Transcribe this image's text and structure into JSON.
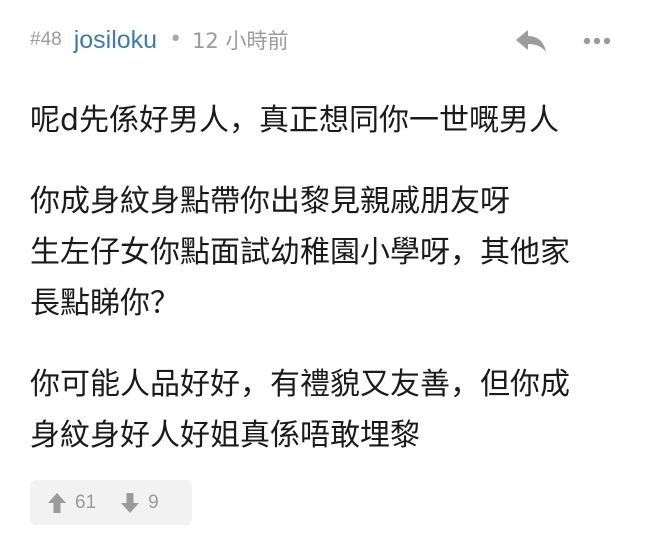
{
  "post": {
    "floor": "#48",
    "username": "josiloku",
    "separator": "•",
    "time": "12 小時前",
    "paragraphs": [
      [
        "呢d先係好男人，真正想同你一世嘅男人"
      ],
      [
        "你成身紋身點帶你出黎見親戚朋友呀",
        "生左仔女你點面試幼稚園小學呀，其他家",
        "長點睇你？"
      ],
      [
        "你可能人品好好，有禮貌又友善，但你成",
        "身紋身好人好姐真係唔敢埋黎"
      ]
    ],
    "upvotes": "61",
    "downvotes": "9"
  },
  "icons": {
    "reply": "reply-arrow-icon",
    "more": "more-dots-icon",
    "upvote": "arrow-up-icon",
    "downvote": "arrow-down-icon"
  },
  "colors": {
    "username": "#3f7aa8",
    "meta": "#9b9b9b",
    "icon": "#9b9b9b",
    "vote_bg": "#f2f2f2",
    "text": "#1a1a1a"
  }
}
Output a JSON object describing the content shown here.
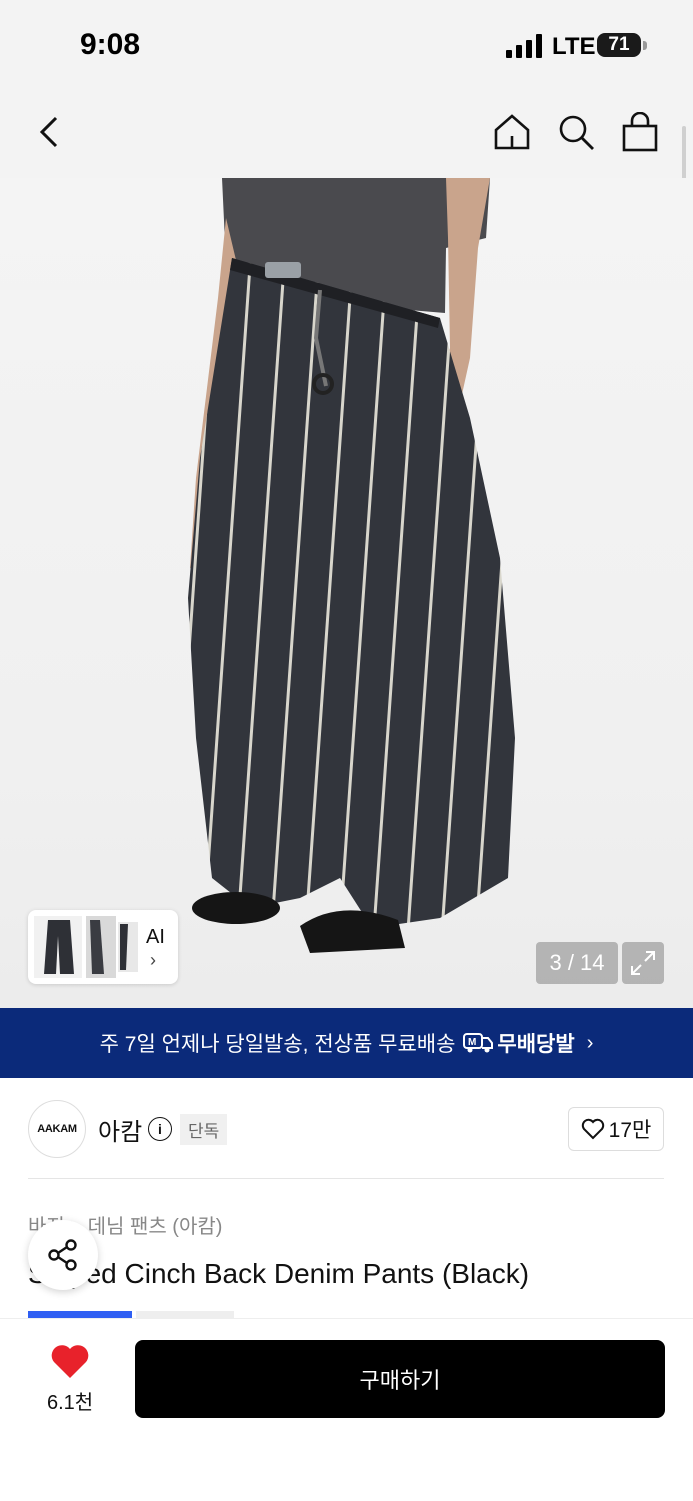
{
  "status_bar": {
    "time": "9:08",
    "network": "LTE",
    "battery": "71"
  },
  "header": {
    "icons": [
      "back-icon",
      "home-icon",
      "search-icon",
      "cart-icon"
    ]
  },
  "gallery": {
    "ai_label": "AI",
    "ai_chevron": "›",
    "counter": "3 / 14",
    "expand_icon": "expand-icon"
  },
  "banner": {
    "text": "주 7일 언제나 당일발송, 전상품 무료배송",
    "brand": "무배당발",
    "arrow": "›"
  },
  "brand": {
    "logo_text": "AAKAM",
    "name": "아캄",
    "info_icon": "i",
    "badge": "단독",
    "like_count": "17만"
  },
  "product": {
    "breadcrumb": "바지  >  데님 팬츠 (아캄)",
    "title": "Striped Cinch Back Denim Pants (Black)"
  },
  "bottom_bar": {
    "like_count": "6.1천",
    "buy_label": "구매하기"
  },
  "colors": {
    "banner_bg": "#0b2a7a",
    "heart": "#e8222b",
    "buy_bg": "#000000",
    "tag_blue": "#2f5ff3"
  }
}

GOAL:
From the data above, gather every line that includes the word "JSON".

REPLY:
Transcribe this image's text and structure into JSON.
Output a JSON object describing the content shown here.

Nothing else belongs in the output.